### Given problem
Print the data exactly as it is given, please.

--------------------------------

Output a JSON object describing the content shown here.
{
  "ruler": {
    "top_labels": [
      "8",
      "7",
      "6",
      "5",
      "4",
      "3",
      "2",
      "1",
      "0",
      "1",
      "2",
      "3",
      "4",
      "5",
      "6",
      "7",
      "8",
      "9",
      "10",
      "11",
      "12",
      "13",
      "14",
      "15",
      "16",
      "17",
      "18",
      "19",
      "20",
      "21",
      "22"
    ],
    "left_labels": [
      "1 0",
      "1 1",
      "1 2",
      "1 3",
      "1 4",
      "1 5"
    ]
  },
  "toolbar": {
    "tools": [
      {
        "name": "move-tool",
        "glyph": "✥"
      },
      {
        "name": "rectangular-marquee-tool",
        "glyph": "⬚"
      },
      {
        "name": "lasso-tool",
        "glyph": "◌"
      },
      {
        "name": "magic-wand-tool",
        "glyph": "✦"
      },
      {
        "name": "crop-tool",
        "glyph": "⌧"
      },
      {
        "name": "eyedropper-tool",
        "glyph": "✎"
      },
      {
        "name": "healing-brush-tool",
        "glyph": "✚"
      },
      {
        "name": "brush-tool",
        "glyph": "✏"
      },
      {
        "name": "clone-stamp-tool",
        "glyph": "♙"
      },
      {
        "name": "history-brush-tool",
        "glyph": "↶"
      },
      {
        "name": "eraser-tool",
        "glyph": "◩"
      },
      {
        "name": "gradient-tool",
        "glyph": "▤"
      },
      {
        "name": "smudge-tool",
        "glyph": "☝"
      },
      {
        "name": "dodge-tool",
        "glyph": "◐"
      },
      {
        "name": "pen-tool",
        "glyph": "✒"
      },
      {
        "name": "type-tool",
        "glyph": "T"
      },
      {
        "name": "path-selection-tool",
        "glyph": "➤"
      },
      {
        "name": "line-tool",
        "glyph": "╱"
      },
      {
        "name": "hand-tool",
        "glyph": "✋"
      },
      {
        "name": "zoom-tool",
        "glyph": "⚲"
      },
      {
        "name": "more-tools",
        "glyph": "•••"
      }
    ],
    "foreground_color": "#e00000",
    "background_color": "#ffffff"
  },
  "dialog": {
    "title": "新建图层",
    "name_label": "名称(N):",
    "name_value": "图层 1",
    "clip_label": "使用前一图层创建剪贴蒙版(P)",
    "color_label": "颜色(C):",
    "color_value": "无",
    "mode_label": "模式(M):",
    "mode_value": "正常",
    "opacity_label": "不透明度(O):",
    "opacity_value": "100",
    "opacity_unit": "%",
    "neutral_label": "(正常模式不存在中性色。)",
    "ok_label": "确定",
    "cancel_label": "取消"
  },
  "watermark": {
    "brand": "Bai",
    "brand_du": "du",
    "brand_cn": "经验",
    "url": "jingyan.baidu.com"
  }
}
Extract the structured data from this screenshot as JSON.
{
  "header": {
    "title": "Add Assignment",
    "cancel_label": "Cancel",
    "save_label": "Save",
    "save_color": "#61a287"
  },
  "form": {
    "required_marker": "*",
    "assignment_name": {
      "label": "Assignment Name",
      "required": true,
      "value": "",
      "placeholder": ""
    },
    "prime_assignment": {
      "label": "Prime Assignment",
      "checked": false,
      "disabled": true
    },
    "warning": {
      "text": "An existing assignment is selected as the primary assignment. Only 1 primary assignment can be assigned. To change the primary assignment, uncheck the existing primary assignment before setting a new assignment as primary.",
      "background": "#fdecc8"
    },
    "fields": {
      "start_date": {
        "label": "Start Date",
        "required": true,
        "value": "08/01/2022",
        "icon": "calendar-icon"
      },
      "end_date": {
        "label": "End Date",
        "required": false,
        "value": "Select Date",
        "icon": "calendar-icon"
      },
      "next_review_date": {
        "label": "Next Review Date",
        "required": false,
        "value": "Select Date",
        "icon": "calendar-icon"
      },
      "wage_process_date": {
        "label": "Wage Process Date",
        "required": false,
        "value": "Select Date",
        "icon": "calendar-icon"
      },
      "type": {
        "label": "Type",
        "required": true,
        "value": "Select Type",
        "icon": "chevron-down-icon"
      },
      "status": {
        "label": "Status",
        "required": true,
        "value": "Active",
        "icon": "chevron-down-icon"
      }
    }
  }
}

--------------------------------

### Result for this task
Output a JSON object describing the content shown here.
{
  "ruler": {
    "top_labels": [
      "8",
      "7",
      "6",
      "5",
      "4",
      "3",
      "2",
      "1",
      "0",
      "1",
      "2",
      "3",
      "4",
      "5",
      "6",
      "7",
      "8",
      "9",
      "10",
      "11",
      "12",
      "13",
      "14",
      "15",
      "16",
      "17",
      "18",
      "19",
      "20",
      "21",
      "22"
    ],
    "left_labels": [
      "1 0",
      "1 1",
      "1 2",
      "1 3",
      "1 4",
      "1 5"
    ]
  },
  "toolbar": {
    "tools": [
      {
        "name": "move-tool",
        "glyph": "✥"
      },
      {
        "name": "rectangular-marquee-tool",
        "glyph": "⬚"
      },
      {
        "name": "lasso-tool",
        "glyph": "◌"
      },
      {
        "name": "magic-wand-tool",
        "glyph": "✦"
      },
      {
        "name": "crop-tool",
        "glyph": "⌧"
      },
      {
        "name": "eyedropper-tool",
        "glyph": "✎"
      },
      {
        "name": "healing-brush-tool",
        "glyph": "✚"
      },
      {
        "name": "brush-tool",
        "glyph": "✏"
      },
      {
        "name": "clone-stamp-tool",
        "glyph": "♙"
      },
      {
        "name": "history-brush-tool",
        "glyph": "↶"
      },
      {
        "name": "eraser-tool",
        "glyph": "◩"
      },
      {
        "name": "gradient-tool",
        "glyph": "▤"
      },
      {
        "name": "smudge-tool",
        "glyph": "☝"
      },
      {
        "name": "dodge-tool",
        "glyph": "◐"
      },
      {
        "name": "pen-tool",
        "glyph": "✒"
      },
      {
        "name": "type-tool",
        "glyph": "T"
      },
      {
        "name": "path-selection-tool",
        "glyph": "➤"
      },
      {
        "name": "line-tool",
        "glyph": "╱"
      },
      {
        "name": "hand-tool",
        "glyph": "✋"
      },
      {
        "name": "zoom-tool",
        "glyph": "⚲"
      },
      {
        "name": "more-tools",
        "glyph": "•••"
      }
    ],
    "foreground_color": "#e00000",
    "background_color": "#ffffff"
  },
  "dialog": {
    "title": "新建图层",
    "name_label": "名称(N):",
    "name_value": "图层 1",
    "clip_label": "使用前一图层创建剪贴蒙版(P)",
    "color_label": "颜色(C):",
    "color_value": "无",
    "mode_label": "模式(M):",
    "mode_value": "正常",
    "opacity_label": "不透明度(O):",
    "opacity_value": "100",
    "opacity_unit": "%",
    "neutral_label": "(正常模式不存在中性色。)",
    "ok_label": "确定",
    "cancel_label": "取消"
  },
  "watermark": {
    "brand": "Bai",
    "brand_du": "du",
    "brand_cn": "经验",
    "url": "jingyan.baidu.com"
  }
}
Extract the structured data from this screenshot as JSON.
{
  "header": {
    "title": "Add Assignment",
    "cancel_label": "Cancel",
    "save_label": "Save",
    "save_color": "#61a287"
  },
  "form": {
    "required_marker": "*",
    "assignment_name": {
      "label": "Assignment Name",
      "required": true,
      "value": "",
      "placeholder": ""
    },
    "prime_assignment": {
      "label": "Prime Assignment",
      "checked": false,
      "disabled": true
    },
    "warning": {
      "text": "An existing assignment is selected as the primary assignment. Only 1 primary assignment can be assigned. To change the primary assignment, uncheck the existing primary assignment before setting a new assignment as primary.",
      "background": "#fdecc8"
    },
    "fields": {
      "start_date": {
        "label": "Start Date",
        "required": true,
        "value": "08/01/2022",
        "icon": "calendar-icon"
      },
      "end_date": {
        "label": "End Date",
        "required": false,
        "value": "Select Date",
        "icon": "calendar-icon"
      },
      "next_review_date": {
        "label": "Next Review Date",
        "required": false,
        "value": "Select Date",
        "icon": "calendar-icon"
      },
      "wage_process_date": {
        "label": "Wage Process Date",
        "required": false,
        "value": "Select Date",
        "icon": "calendar-icon"
      },
      "type": {
        "label": "Type",
        "required": true,
        "value": "Select Type",
        "icon": "chevron-down-icon"
      },
      "status": {
        "label": "Status",
        "required": true,
        "value": "Active",
        "icon": "chevron-down-icon"
      }
    }
  }
}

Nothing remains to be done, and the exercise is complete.